--- START Supplied material ---

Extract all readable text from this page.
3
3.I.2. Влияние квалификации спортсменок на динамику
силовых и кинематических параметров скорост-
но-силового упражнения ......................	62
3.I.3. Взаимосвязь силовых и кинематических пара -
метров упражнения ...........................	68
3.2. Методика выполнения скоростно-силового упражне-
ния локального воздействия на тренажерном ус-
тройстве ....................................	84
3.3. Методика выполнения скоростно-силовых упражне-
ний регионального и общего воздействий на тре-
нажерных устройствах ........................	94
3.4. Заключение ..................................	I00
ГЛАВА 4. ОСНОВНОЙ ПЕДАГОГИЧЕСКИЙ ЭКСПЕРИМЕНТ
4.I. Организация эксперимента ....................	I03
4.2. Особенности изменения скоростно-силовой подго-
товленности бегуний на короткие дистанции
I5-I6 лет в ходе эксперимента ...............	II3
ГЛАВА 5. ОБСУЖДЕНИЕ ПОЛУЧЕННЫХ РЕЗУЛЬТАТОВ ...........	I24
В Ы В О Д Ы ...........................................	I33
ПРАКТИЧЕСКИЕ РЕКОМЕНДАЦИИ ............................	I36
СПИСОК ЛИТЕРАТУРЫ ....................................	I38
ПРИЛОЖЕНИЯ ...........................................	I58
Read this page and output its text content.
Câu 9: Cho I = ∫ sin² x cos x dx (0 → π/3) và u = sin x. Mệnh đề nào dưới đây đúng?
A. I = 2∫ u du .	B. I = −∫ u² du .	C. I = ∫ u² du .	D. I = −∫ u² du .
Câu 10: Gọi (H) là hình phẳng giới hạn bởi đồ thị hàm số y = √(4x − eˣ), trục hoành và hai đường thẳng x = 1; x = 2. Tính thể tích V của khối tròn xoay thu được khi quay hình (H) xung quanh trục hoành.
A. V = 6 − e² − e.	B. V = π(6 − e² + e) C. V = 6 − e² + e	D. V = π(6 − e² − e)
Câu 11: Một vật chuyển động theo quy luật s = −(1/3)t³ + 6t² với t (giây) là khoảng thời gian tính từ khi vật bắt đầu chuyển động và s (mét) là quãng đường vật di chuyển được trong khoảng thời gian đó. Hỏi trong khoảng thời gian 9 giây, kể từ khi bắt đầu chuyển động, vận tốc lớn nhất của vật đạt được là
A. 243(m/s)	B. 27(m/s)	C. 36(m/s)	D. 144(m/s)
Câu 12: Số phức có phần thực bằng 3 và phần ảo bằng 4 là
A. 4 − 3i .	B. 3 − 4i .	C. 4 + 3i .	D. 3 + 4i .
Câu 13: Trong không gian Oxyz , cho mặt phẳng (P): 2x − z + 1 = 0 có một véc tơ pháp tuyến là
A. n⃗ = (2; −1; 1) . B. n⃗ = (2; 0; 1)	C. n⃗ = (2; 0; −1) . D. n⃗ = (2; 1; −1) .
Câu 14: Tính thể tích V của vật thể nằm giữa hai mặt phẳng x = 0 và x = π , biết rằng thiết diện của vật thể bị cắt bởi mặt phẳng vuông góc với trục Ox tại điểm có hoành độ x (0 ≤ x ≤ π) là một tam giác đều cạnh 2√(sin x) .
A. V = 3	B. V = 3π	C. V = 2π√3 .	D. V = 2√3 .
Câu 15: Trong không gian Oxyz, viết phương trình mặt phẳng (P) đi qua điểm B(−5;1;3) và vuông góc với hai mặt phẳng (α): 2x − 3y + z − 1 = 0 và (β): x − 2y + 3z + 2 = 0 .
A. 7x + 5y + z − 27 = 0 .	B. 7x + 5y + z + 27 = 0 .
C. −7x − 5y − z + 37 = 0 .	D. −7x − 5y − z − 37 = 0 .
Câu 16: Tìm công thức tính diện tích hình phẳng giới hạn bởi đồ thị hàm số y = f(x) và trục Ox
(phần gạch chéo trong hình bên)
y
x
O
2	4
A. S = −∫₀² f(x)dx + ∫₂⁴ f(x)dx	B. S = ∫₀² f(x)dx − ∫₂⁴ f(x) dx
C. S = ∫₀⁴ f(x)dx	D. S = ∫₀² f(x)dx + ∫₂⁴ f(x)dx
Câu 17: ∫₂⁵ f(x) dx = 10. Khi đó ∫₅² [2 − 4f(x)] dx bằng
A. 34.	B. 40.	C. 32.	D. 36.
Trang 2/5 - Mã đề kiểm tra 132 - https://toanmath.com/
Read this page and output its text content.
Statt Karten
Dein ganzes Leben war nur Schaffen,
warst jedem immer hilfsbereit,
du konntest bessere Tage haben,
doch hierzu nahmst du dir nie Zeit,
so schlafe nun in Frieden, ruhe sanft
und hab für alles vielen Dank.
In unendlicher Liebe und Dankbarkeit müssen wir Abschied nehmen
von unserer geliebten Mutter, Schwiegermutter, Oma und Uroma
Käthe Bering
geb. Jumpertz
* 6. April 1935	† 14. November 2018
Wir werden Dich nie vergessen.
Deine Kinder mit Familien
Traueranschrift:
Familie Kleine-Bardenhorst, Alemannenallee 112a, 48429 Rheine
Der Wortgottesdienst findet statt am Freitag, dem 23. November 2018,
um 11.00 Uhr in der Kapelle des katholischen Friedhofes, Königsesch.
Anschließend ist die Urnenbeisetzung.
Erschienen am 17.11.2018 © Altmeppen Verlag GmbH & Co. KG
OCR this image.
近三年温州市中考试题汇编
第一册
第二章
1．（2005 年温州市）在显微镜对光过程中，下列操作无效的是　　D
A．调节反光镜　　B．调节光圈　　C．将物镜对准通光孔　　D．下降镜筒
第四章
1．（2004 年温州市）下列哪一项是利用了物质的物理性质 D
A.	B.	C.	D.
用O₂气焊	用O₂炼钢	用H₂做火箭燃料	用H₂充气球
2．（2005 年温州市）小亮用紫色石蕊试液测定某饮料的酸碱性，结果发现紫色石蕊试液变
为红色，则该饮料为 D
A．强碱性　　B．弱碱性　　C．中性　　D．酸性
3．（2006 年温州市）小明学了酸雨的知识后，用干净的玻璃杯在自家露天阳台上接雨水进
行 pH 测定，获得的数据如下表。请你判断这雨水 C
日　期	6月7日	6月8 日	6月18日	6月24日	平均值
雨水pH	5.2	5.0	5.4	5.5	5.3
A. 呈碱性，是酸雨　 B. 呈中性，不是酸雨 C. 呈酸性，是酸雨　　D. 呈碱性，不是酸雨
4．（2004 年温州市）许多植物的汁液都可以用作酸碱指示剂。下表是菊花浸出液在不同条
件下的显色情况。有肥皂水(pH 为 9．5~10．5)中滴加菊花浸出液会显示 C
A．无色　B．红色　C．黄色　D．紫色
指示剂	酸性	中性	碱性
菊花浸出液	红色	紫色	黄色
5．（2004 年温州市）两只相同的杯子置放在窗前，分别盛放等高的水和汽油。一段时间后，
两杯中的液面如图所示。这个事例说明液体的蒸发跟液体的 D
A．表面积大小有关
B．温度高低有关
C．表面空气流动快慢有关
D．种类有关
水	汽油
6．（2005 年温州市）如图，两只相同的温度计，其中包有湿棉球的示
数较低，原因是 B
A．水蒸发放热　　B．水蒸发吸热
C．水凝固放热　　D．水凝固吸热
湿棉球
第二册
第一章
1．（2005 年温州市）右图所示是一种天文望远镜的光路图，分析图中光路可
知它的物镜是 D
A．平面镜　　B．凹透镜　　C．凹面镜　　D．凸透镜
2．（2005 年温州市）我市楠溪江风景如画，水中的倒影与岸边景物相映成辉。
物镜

--- END Supplied material ---

• **The request**
Copy out the full listing exactly.

• **Written reply**
Extract all readable text from this page.
3
3.I.2. Влияние квалификации спортсменок на динамику
силовых и кинематических параметров скорост-
но-силового упражнения ......................	62
3.I.3. Взаимосвязь силовых и кинематических пара -
метров упражнения ...........................	68
3.2. Методика выполнения скоростно-силового упражне-
ния локального воздействия на тренажерном ус-
тройстве ....................................	84
3.3. Методика выполнения скоростно-силовых упражне-
ний регионального и общего воздействий на тре-
нажерных устройствах ........................	94
3.4. Заключение ..................................	I00
ГЛАВА 4. ОСНОВНОЙ ПЕДАГОГИЧЕСКИЙ ЭКСПЕРИМЕНТ
4.I. Организация эксперимента ....................	I03
4.2. Особенности изменения скоростно-силовой подго-
товленности бегуний на короткие дистанции
I5-I6 лет в ходе эксперимента ...............	II3
ГЛАВА 5. ОБСУЖДЕНИЕ ПОЛУЧЕННЫХ РЕЗУЛЬТАТОВ ...........	I24
В Ы В О Д Ы ...........................................	I33
ПРАКТИЧЕСКИЕ РЕКОМЕНДАЦИИ ............................	I36
СПИСОК ЛИТЕРАТУРЫ ....................................	I38
ПРИЛОЖЕНИЯ ...........................................	I58
Read this page and output its text content.
Câu 9: Cho I = ∫ sin² x cos x dx (0 → π/3) và u = sin x. Mệnh đề nào dưới đây đúng?
A. I = 2∫ u du .	B. I = −∫ u² du .	C. I = ∫ u² du .	D. I = −∫ u² du .
Câu 10: Gọi (H) là hình phẳng giới hạn bởi đồ thị hàm số y = √(4x − eˣ), trục hoành và hai đường thẳng x = 1; x = 2. Tính thể tích V của khối tròn xoay thu được khi quay hình (H) xung quanh trục hoành.
A. V = 6 − e² − e.	B. V = π(6 − e² + e) C. V = 6 − e² + e	D. V = π(6 − e² − e)
Câu 11: Một vật chuyển động theo quy luật s = −(1/3)t³ + 6t² với t (giây) là khoảng thời gian tính từ khi vật bắt đầu chuyển động và s (mét) là quãng đường vật di chuyển được trong khoảng thời gian đó. Hỏi trong khoảng thời gian 9 giây, kể từ khi bắt đầu chuyển động, vận tốc lớn nhất của vật đạt được là
A. 243(m/s)	B. 27(m/s)	C. 36(m/s)	D. 144(m/s)
Câu 12: Số phức có phần thực bằng 3 và phần ảo bằng 4 là
A. 4 − 3i .	B. 3 − 4i .	C. 4 + 3i .	D. 3 + 4i .
Câu 13: Trong không gian Oxyz , cho mặt phẳng (P): 2x − z + 1 = 0 có một véc tơ pháp tuyến là
A. n⃗ = (2; −1; 1) . B. n⃗ = (2; 0; 1)	C. n⃗ = (2; 0; −1) . D. n⃗ = (2; 1; −1) .
Câu 14: Tính thể tích V của vật thể nằm giữa hai mặt phẳng x = 0 và x = π , biết rằng thiết diện của vật thể bị cắt bởi mặt phẳng vuông góc với trục Ox tại điểm có hoành độ x (0 ≤ x ≤ π) là một tam giác đều cạnh 2√(sin x) .
A. V = 3	B. V = 3π	C. V = 2π√3 .	D. V = 2√3 .
Câu 15: Trong không gian Oxyz, viết phương trình mặt phẳng (P) đi qua điểm B(−5;1;3) và vuông góc với hai mặt phẳng (α): 2x − 3y + z − 1 = 0 và (β): x − 2y + 3z + 2 = 0 .
A. 7x + 5y + z − 27 = 0 .	B. 7x + 5y + z + 27 = 0 .
C. −7x − 5y − z + 37 = 0 .	D. −7x − 5y − z − 37 = 0 .
Câu 16: Tìm công thức tính diện tích hình phẳng giới hạn bởi đồ thị hàm số y = f(x) và trục Ox
(phần gạch chéo trong hình bên)
y
x
O
2	4
A. S = −∫₀² f(x)dx + ∫₂⁴ f(x)dx	B. S = ∫₀² f(x)dx − ∫₂⁴ f(x) dx
C. S = ∫₀⁴ f(x)dx	D. S = ∫₀² f(x)dx + ∫₂⁴ f(x)dx
Câu 17: ∫₂⁵ f(x) dx = 10. Khi đó ∫₅² [2 − 4f(x)] dx bằng
A. 34.	B. 40.	C. 32.	D. 36.
Trang 2/5 - Mã đề kiểm tra 132 - https://toanmath.com/
Read this page and output its text content.
Statt Karten
Dein ganzes Leben war nur Schaffen,
warst jedem immer hilfsbereit,
du konntest bessere Tage haben,
doch hierzu nahmst du dir nie Zeit,
so schlafe nun in Frieden, ruhe sanft
und hab für alles vielen Dank.
In unendlicher Liebe und Dankbarkeit müssen wir Abschied nehmen
von unserer geliebten Mutter, Schwiegermutter, Oma und Uroma
Käthe Bering
geb. Jumpertz
* 6. April 1935	† 14. November 2018
Wir werden Dich nie vergessen.
Deine Kinder mit Familien
Traueranschrift:
Familie Kleine-Bardenhorst, Alemannenallee 112a, 48429 Rheine
Der Wortgottesdienst findet statt am Freitag, dem 23. November 2018,
um 11.00 Uhr in der Kapelle des katholischen Friedhofes, Königsesch.
Anschließend ist die Urnenbeisetzung.
Erschienen am 17.11.2018 © Altmeppen Verlag GmbH & Co. KG
OCR this image.
近三年温州市中考试题汇编
第一册
第二章
1．（2005 年温州市）在显微镜对光过程中，下列操作无效的是　　D
A．调节反光镜　　B．调节光圈　　C．将物镜对准通光孔　　D．下降镜筒
第四章
1．（2004 年温州市）下列哪一项是利用了物质的物理性质 D
A.	B.	C.	D.
用O₂气焊	用O₂炼钢	用H₂做火箭燃料	用H₂充气球
2．（2005 年温州市）小亮用紫色石蕊试液测定某饮料的酸碱性，结果发现紫色石蕊试液变
为红色，则该饮料为 D
A．强碱性　　B．弱碱性　　C．中性　　D．酸性
3．（2006 年温州市）小明学了酸雨的知识后，用干净的玻璃杯在自家露天阳台上接雨水进
行 pH 测定，获得的数据如下表。请你判断这雨水 C
日　期	6月7日	6月8 日	6月18日	6月24日	平均值
雨水pH	5.2	5.0	5.4	5.5	5.3
A. 呈碱性，是酸雨　 B. 呈中性，不是酸雨 C. 呈酸性，是酸雨　　D. 呈碱性，不是酸雨
4．（2004 年温州市）许多植物的汁液都可以用作酸碱指示剂。下表是菊花浸出液在不同条
件下的显色情况。有肥皂水(pH 为 9．5~10．5)中滴加菊花浸出液会显示 C
A．无色　B．红色　C．黄色　D．紫色
指示剂	酸性	中性	碱性
菊花浸出液	红色	紫色	黄色
5．（2004 年温州市）两只相同的杯子置放在窗前，分别盛放等高的水和汽油。一段时间后，
两杯中的液面如图所示。这个事例说明液体的蒸发跟液体的 D
A．表面积大小有关
B．温度高低有关
C．表面空气流动快慢有关
D．种类有关
水	汽油
6．（2005 年温州市）如图，两只相同的温度计，其中包有湿棉球的示
数较低，原因是 B
A．水蒸发放热　　B．水蒸发吸热
C．水凝固放热　　D．水凝固吸热
湿棉球
第二册
第一章
1．（2005 年温州市）右图所示是一种天文望远镜的光路图，分析图中光路可
知它的物镜是 D
A．平面镜　　B．凹透镜　　C．凹面镜　　D．凸透镜
2．（2005 年温州市）我市楠溪江风景如画，水中的倒影与岸边景物相映成辉。
物镜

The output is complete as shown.